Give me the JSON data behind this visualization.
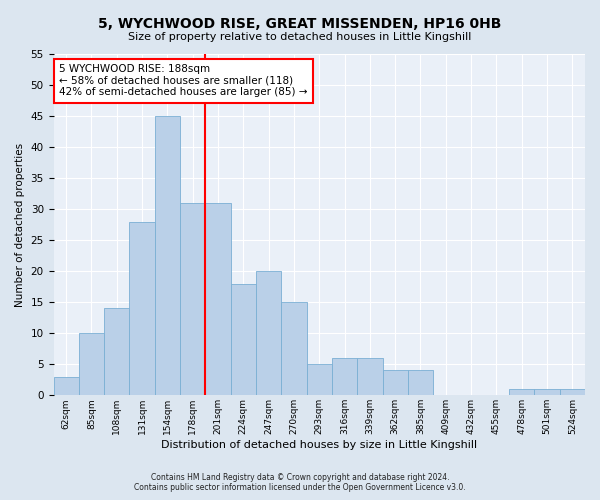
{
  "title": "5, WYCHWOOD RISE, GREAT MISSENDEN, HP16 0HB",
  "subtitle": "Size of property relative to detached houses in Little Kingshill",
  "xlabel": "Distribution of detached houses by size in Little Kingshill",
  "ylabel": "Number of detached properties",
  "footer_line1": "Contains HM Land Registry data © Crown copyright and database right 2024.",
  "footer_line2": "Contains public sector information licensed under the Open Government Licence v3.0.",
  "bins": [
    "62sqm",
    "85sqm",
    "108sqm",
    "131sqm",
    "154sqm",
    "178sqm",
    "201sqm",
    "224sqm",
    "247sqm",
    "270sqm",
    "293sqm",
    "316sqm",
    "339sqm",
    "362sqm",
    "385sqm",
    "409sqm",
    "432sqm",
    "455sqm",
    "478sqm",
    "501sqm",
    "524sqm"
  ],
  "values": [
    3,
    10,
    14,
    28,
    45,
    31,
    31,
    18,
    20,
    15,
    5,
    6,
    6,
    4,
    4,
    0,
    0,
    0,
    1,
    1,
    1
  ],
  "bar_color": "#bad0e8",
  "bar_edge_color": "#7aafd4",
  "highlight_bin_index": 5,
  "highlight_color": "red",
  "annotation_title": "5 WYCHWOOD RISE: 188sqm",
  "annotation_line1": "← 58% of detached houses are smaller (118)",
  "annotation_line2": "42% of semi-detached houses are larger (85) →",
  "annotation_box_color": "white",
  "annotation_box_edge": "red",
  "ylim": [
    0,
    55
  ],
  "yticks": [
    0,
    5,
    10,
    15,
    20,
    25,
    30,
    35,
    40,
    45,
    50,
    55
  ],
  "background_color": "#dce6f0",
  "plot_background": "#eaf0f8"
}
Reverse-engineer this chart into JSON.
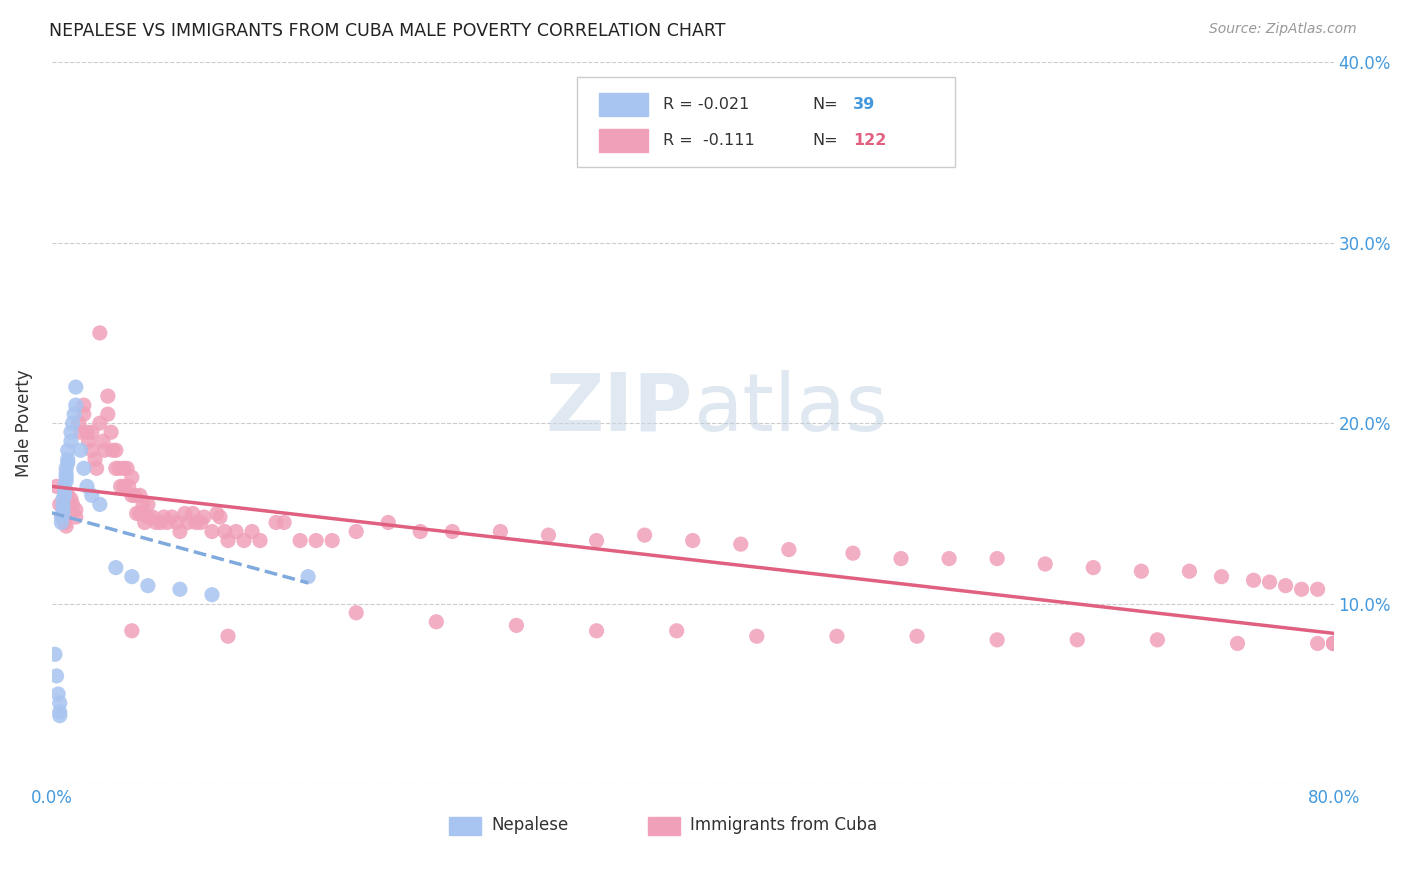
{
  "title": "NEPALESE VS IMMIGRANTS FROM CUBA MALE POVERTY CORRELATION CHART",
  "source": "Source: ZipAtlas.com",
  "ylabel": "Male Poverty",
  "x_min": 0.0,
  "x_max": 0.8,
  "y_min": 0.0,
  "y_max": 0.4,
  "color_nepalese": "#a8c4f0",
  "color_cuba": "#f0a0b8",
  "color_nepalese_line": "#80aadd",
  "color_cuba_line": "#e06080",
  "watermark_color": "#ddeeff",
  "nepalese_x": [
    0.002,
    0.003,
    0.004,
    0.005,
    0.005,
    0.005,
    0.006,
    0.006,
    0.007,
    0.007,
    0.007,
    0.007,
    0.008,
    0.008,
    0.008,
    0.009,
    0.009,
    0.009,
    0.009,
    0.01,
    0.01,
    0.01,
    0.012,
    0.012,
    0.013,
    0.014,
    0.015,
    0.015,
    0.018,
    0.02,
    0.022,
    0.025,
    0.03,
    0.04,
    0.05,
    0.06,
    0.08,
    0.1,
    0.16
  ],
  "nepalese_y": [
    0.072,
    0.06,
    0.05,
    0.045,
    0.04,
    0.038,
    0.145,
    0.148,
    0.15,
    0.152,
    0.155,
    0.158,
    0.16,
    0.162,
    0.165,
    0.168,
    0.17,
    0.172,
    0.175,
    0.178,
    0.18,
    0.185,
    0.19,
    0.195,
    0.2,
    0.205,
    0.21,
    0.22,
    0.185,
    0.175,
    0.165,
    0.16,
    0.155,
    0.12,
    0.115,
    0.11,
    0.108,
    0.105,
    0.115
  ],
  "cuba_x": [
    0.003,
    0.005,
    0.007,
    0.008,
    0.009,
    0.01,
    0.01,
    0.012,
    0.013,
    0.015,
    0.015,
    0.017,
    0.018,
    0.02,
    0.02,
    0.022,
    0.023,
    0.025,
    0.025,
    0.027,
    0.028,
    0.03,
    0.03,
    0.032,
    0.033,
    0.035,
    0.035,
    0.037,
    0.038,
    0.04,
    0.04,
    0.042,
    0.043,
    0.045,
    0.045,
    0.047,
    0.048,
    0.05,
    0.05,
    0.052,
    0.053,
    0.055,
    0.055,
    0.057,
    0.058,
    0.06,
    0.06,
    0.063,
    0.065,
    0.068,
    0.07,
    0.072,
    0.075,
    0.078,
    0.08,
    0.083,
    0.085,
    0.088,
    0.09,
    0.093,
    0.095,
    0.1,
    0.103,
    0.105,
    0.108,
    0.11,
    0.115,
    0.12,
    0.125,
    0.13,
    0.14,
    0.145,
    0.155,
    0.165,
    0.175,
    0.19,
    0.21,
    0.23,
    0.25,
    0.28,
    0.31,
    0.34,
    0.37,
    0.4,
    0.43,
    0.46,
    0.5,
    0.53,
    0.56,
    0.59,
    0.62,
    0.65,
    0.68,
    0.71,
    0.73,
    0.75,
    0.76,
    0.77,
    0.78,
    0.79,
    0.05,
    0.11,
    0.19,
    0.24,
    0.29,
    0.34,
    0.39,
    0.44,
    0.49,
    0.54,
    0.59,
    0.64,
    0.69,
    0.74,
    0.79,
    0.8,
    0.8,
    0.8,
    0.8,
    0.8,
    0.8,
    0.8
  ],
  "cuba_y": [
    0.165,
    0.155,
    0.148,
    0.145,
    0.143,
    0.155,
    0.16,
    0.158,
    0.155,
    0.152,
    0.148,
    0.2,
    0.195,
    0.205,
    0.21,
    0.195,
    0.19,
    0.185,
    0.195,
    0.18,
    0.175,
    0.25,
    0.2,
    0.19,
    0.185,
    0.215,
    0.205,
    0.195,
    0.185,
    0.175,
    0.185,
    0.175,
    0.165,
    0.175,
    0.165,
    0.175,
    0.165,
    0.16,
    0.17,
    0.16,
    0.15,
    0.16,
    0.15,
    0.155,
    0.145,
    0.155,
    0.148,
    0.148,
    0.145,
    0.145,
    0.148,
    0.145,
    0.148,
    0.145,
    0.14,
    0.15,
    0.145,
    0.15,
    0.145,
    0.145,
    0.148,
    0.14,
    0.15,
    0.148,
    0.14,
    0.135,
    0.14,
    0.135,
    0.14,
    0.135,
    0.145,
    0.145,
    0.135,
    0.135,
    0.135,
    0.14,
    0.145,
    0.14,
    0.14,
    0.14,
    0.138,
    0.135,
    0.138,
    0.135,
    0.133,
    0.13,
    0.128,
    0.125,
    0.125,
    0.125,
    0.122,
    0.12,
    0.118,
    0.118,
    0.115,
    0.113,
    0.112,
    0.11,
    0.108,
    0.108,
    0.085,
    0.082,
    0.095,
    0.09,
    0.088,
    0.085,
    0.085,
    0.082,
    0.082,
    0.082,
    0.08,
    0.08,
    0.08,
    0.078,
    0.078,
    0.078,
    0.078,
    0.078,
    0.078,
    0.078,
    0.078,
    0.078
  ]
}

++++++++++++++++++++

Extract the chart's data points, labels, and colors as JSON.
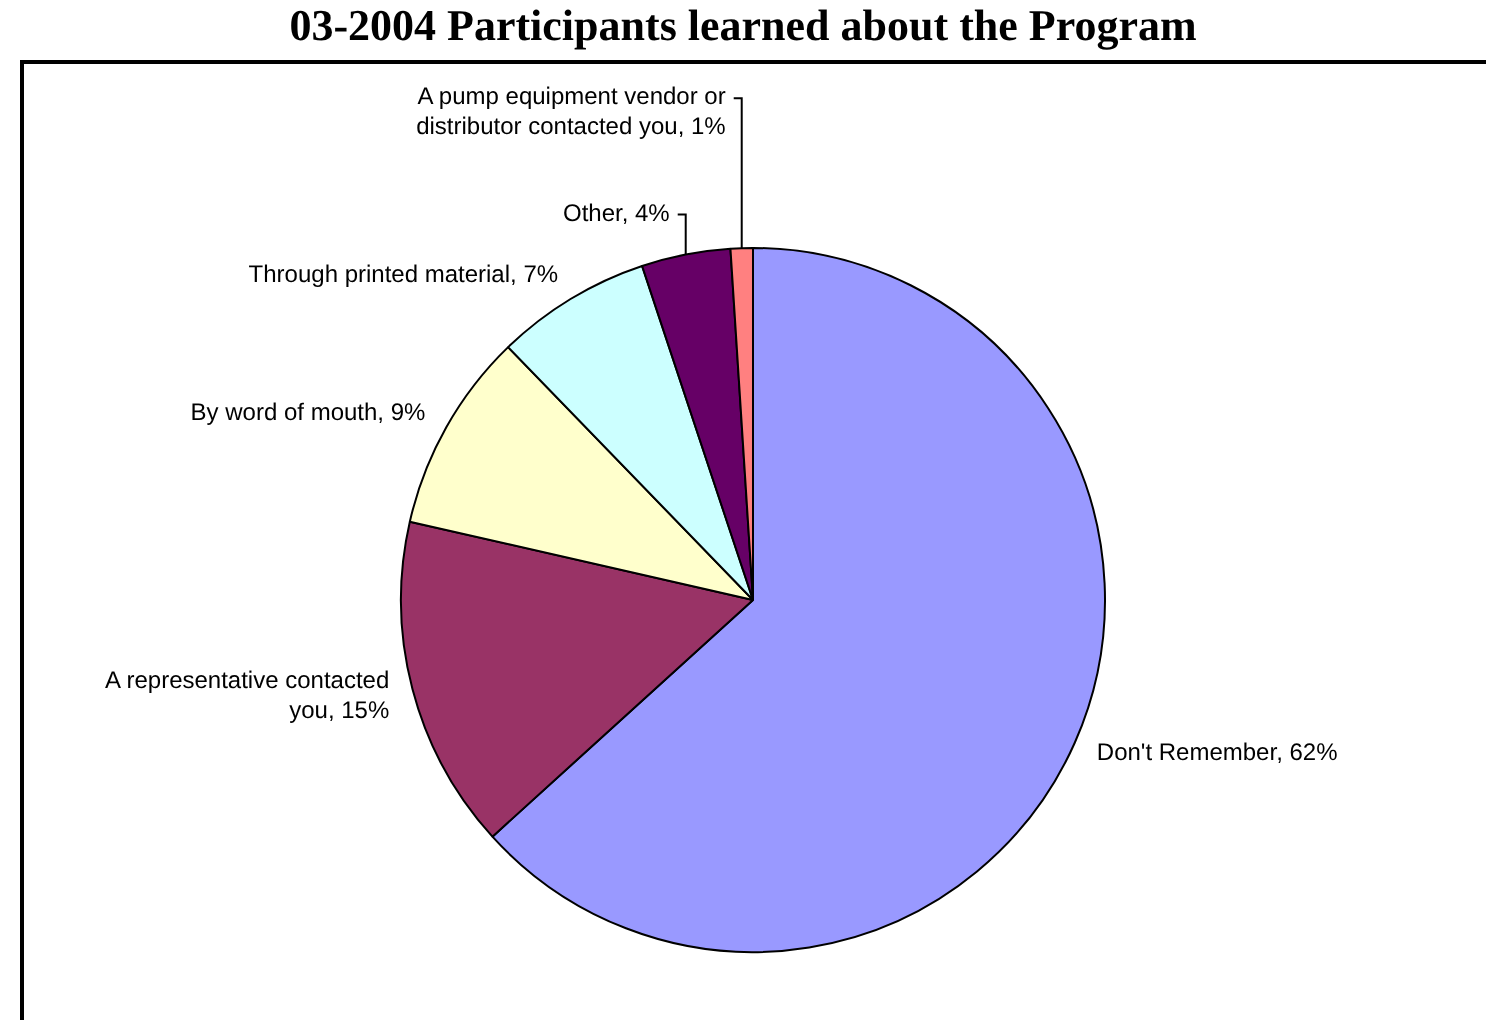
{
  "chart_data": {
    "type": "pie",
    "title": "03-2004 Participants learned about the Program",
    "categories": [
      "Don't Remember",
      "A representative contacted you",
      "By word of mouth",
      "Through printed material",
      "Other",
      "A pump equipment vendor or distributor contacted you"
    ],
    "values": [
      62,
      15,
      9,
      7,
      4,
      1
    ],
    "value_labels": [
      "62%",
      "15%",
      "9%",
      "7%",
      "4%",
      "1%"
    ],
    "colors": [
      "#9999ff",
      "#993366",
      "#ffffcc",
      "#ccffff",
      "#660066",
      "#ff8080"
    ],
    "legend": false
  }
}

++++++++++++++++++++

> _What you should do_:
How many lines of the listing above include the word "detached"? State the number and nothing else.

> _Task solution_:
5